• Task directions
Write the data out again exactly, dropping any images it holds.

— Begin Given records —

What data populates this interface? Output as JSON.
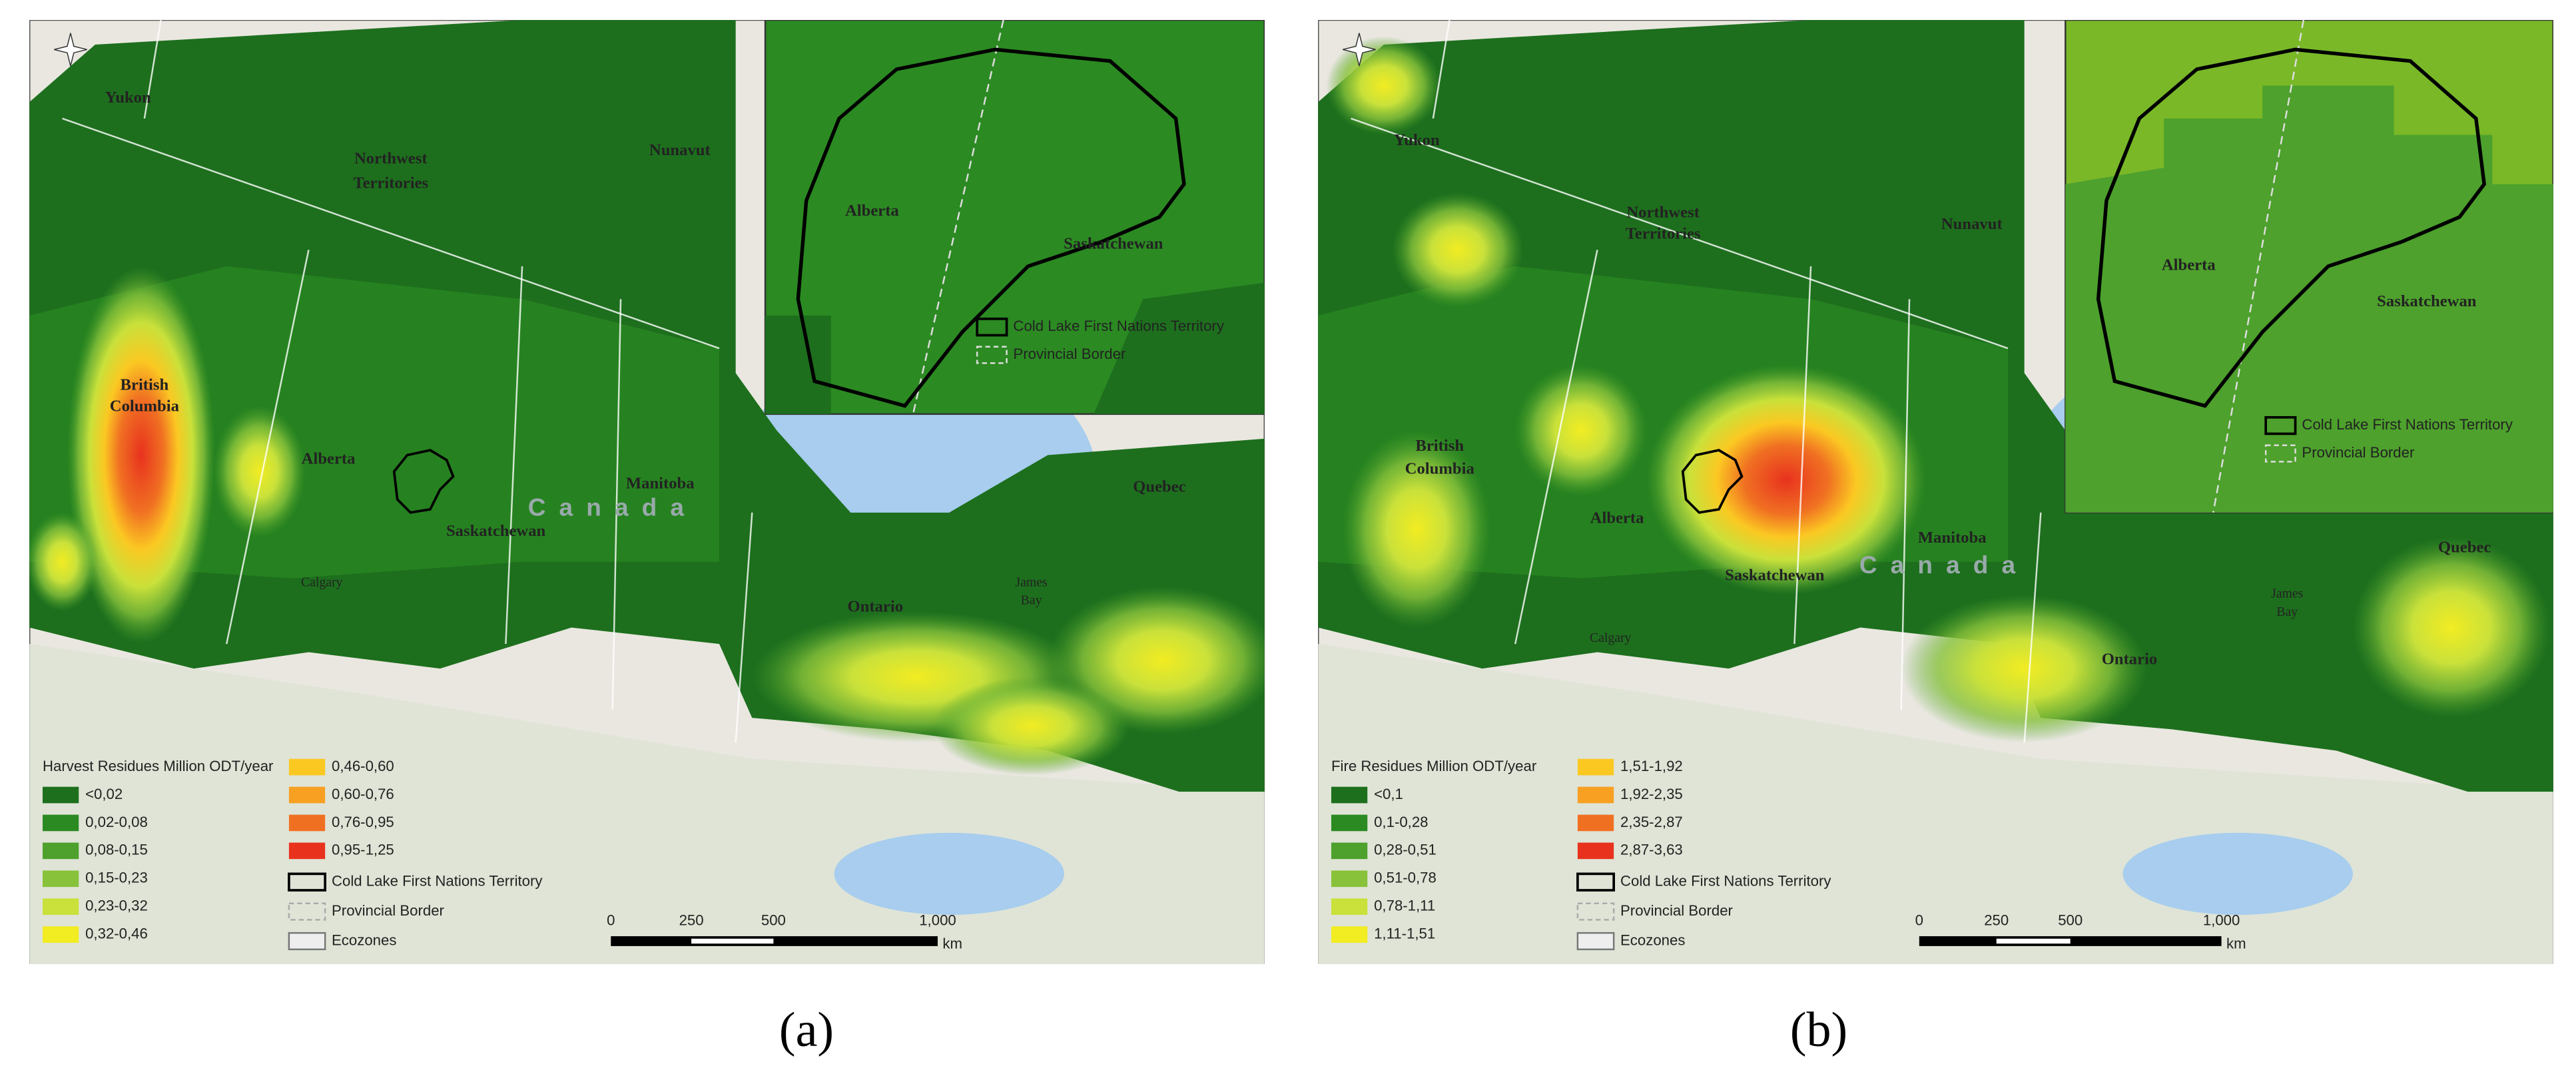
{
  "panels": [
    {
      "caption": "(a)",
      "legend": {
        "title": "Harvest Residues Million ODT/year",
        "classes": [
          {
            "label": "<0,02",
            "color": "#1d6f1d"
          },
          {
            "label": "0,02-0,08",
            "color": "#2b8a22"
          },
          {
            "label": "0,08-0,15",
            "color": "#4da12c"
          },
          {
            "label": "0,15-0,23",
            "color": "#88c23b"
          },
          {
            "label": "0,23-0,32",
            "color": "#c9e13a"
          },
          {
            "label": "0,32-0,46",
            "color": "#f2ec22"
          },
          {
            "label": "0,46-0,60",
            "color": "#fbc822"
          },
          {
            "label": "0,60-0,76",
            "color": "#f7a022"
          },
          {
            "label": "0,76-0,95",
            "color": "#f07022"
          },
          {
            "label": "0,95-1,25",
            "color": "#e8321e"
          }
        ],
        "overlays": [
          "Cold Lake First Nations Territory",
          "Provincial Border",
          "Ecozones"
        ]
      },
      "inset": {
        "labels": [
          "Alberta",
          "Saskatchewan"
        ],
        "legend": [
          "Cold Lake First Nations Territory",
          "Provincial Border"
        ]
      },
      "places": [
        "Yukon",
        "Northwest",
        "Territories",
        "Nunavut",
        "British",
        "Columbia",
        "Alberta",
        "Saskatchewan",
        "Manitoba",
        "C a n a d a",
        "Ontario",
        "Quebec",
        "Calgary",
        "James",
        "Bay"
      ],
      "scale_bar": {
        "labels": [
          "0",
          "250",
          "500",
          "1,000"
        ],
        "unit": "km"
      }
    },
    {
      "caption": "(b)",
      "legend": {
        "title": "Fire Residues Million ODT/year",
        "classes": [
          {
            "label": "<0,1",
            "color": "#1d6f1d"
          },
          {
            "label": "0,1-0,28",
            "color": "#2b8a22"
          },
          {
            "label": "0,28-0,51",
            "color": "#4da12c"
          },
          {
            "label": "0,51-0,78",
            "color": "#88c23b"
          },
          {
            "label": "0,78-1,11",
            "color": "#c9e13a"
          },
          {
            "label": "1,11-1,51",
            "color": "#f2ec22"
          },
          {
            "label": "1,51-1,92",
            "color": "#fbc822"
          },
          {
            "label": "1,92-2,35",
            "color": "#f7a022"
          },
          {
            "label": "2,35-2,87",
            "color": "#f07022"
          },
          {
            "label": "2,87-3,63",
            "color": "#e8321e"
          }
        ],
        "overlays": [
          "Cold Lake First Nations Territory",
          "Provincial Border",
          "Ecozones"
        ]
      },
      "inset": {
        "labels": [
          "Alberta",
          "Saskatchewan"
        ],
        "legend": [
          "Cold Lake First Nations Territory",
          "Provincial Border"
        ]
      },
      "places": [
        "Yukon",
        "Northwest",
        "Territories",
        "Nunavut",
        "British",
        "Columbia",
        "Alberta",
        "Saskatchewan",
        "Manitoba",
        "C a n a d a",
        "Ontario",
        "Quebec",
        "Calgary",
        "James",
        "Bay"
      ],
      "scale_bar": {
        "labels": [
          "0",
          "250",
          "500",
          "1,000"
        ],
        "unit": "km"
      }
    }
  ]
}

— End Given records —

• Full solution
What data populates this interface? Output as JSON.
{
  "panels": [
    {
      "caption": "(a)",
      "legend": {
        "title": "Harvest Residues Million ODT/year",
        "classes": [
          {
            "label": "<0,02",
            "color": "#1d6f1d"
          },
          {
            "label": "0,02-0,08",
            "color": "#2b8a22"
          },
          {
            "label": "0,08-0,15",
            "color": "#4da12c"
          },
          {
            "label": "0,15-0,23",
            "color": "#88c23b"
          },
          {
            "label": "0,23-0,32",
            "color": "#c9e13a"
          },
          {
            "label": "0,32-0,46",
            "color": "#f2ec22"
          },
          {
            "label": "0,46-0,60",
            "color": "#fbc822"
          },
          {
            "label": "0,60-0,76",
            "color": "#f7a022"
          },
          {
            "label": "0,76-0,95",
            "color": "#f07022"
          },
          {
            "label": "0,95-1,25",
            "color": "#e8321e"
          }
        ],
        "overlays": [
          "Cold Lake First Nations Territory",
          "Provincial Border",
          "Ecozones"
        ]
      },
      "inset": {
        "labels": [
          "Alberta",
          "Saskatchewan"
        ],
        "legend": [
          "Cold Lake First Nations Territory",
          "Provincial Border"
        ]
      },
      "places": [
        "Yukon",
        "Northwest",
        "Territories",
        "Nunavut",
        "British",
        "Columbia",
        "Alberta",
        "Saskatchewan",
        "Manitoba",
        "C a n a d a",
        "Ontario",
        "Quebec",
        "Calgary",
        "James",
        "Bay"
      ],
      "scale_bar": {
        "labels": [
          "0",
          "250",
          "500",
          "1,000"
        ],
        "unit": "km"
      }
    },
    {
      "caption": "(b)",
      "legend": {
        "title": "Fire Residues Million ODT/year",
        "classes": [
          {
            "label": "<0,1",
            "color": "#1d6f1d"
          },
          {
            "label": "0,1-0,28",
            "color": "#2b8a22"
          },
          {
            "label": "0,28-0,51",
            "color": "#4da12c"
          },
          {
            "label": "0,51-0,78",
            "color": "#88c23b"
          },
          {
            "label": "0,78-1,11",
            "color": "#c9e13a"
          },
          {
            "label": "1,11-1,51",
            "color": "#f2ec22"
          },
          {
            "label": "1,51-1,92",
            "color": "#fbc822"
          },
          {
            "label": "1,92-2,35",
            "color": "#f7a022"
          },
          {
            "label": "2,35-2,87",
            "color": "#f07022"
          },
          {
            "label": "2,87-3,63",
            "color": "#e8321e"
          }
        ],
        "overlays": [
          "Cold Lake First Nations Territory",
          "Provincial Border",
          "Ecozones"
        ]
      },
      "inset": {
        "labels": [
          "Alberta",
          "Saskatchewan"
        ],
        "legend": [
          "Cold Lake First Nations Territory",
          "Provincial Border"
        ]
      },
      "places": [
        "Yukon",
        "Northwest",
        "Territories",
        "Nunavut",
        "British",
        "Columbia",
        "Alberta",
        "Saskatchewan",
        "Manitoba",
        "C a n a d a",
        "Ontario",
        "Quebec",
        "Calgary",
        "James",
        "Bay"
      ],
      "scale_bar": {
        "labels": [
          "0",
          "250",
          "500",
          "1,000"
        ],
        "unit": "km"
      }
    }
  ]
}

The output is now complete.